Work to complete:
Would you quote the material below in full and unchanged?

═════ Material for this task ═════

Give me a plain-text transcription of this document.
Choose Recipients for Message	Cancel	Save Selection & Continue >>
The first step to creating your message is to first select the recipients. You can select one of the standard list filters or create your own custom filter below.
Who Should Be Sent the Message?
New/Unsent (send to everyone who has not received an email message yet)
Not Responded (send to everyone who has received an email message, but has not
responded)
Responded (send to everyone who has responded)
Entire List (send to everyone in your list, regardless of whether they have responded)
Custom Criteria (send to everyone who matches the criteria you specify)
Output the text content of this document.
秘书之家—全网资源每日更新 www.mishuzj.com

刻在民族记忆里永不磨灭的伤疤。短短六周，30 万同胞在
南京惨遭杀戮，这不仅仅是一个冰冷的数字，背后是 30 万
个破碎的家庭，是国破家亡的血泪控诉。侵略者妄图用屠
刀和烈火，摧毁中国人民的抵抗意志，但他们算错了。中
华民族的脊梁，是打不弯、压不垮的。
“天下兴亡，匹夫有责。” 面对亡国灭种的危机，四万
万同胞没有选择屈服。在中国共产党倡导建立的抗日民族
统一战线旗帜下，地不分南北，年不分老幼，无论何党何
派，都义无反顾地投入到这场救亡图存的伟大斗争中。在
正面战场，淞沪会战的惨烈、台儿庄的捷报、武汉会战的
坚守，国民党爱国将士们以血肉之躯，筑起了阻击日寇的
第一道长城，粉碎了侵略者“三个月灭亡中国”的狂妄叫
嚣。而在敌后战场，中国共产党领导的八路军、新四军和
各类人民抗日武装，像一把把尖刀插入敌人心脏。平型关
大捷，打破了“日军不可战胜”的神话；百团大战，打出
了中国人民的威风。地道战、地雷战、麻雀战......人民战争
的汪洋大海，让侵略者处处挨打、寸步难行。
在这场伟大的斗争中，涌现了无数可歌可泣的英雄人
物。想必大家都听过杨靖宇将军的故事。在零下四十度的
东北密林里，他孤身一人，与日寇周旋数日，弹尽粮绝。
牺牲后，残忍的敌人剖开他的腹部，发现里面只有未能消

═════

Expected answer:
Give me a plain-text transcription of this document.
Choose Recipients for Message	Cancel	Save Selection & Continue >>
The first step to creating your message is to first select the recipients. You can select one of the standard list filters or create your own custom filter below.
Who Should Be Sent the Message?
New/Unsent (send to everyone who has not received an email message yet)
Not Responded (send to everyone who has received an email message, but has not
responded)
Responded (send to everyone who has responded)
Entire List (send to everyone in your list, regardless of whether they have responded)
Custom Criteria (send to everyone who matches the criteria you specify)
Output the text content of this document.
秘书之家—全网资源每日更新 www.mishuzj.com

刻在民族记忆里永不磨灭的伤疤。短短六周，30 万同胞在
南京惨遭杀戮，这不仅仅是一个冰冷的数字，背后是 30 万
个破碎的家庭，是国破家亡的血泪控诉。侵略者妄图用屠
刀和烈火，摧毁中国人民的抵抗意志，但他们算错了。中
华民族的脊梁，是打不弯、压不垮的。
“天下兴亡，匹夫有责。” 面对亡国灭种的危机，四万
万同胞没有选择屈服。在中国共产党倡导建立的抗日民族
统一战线旗帜下，地不分南北，年不分老幼，无论何党何
派，都义无反顾地投入到这场救亡图存的伟大斗争中。在
正面战场，淞沪会战的惨烈、台儿庄的捷报、武汉会战的
坚守，国民党爱国将士们以血肉之躯，筑起了阻击日寇的
第一道长城，粉碎了侵略者“三个月灭亡中国”的狂妄叫
嚣。而在敌后战场，中国共产党领导的八路军、新四军和
各类人民抗日武装，像一把把尖刀插入敌人心脏。平型关
大捷，打破了“日军不可战胜”的神话；百团大战，打出
了中国人民的威风。地道战、地雷战、麻雀战......人民战争
的汪洋大海，让侵略者处处挨打、寸步难行。
在这场伟大的斗争中，涌现了无数可歌可泣的英雄人
物。想必大家都听过杨靖宇将军的故事。在零下四十度的
东北密林里，他孤身一人，与日寇周旋数日，弹尽粮绝。
牺牲后，残忍的敌人剖开他的腹部，发现里面只有未能消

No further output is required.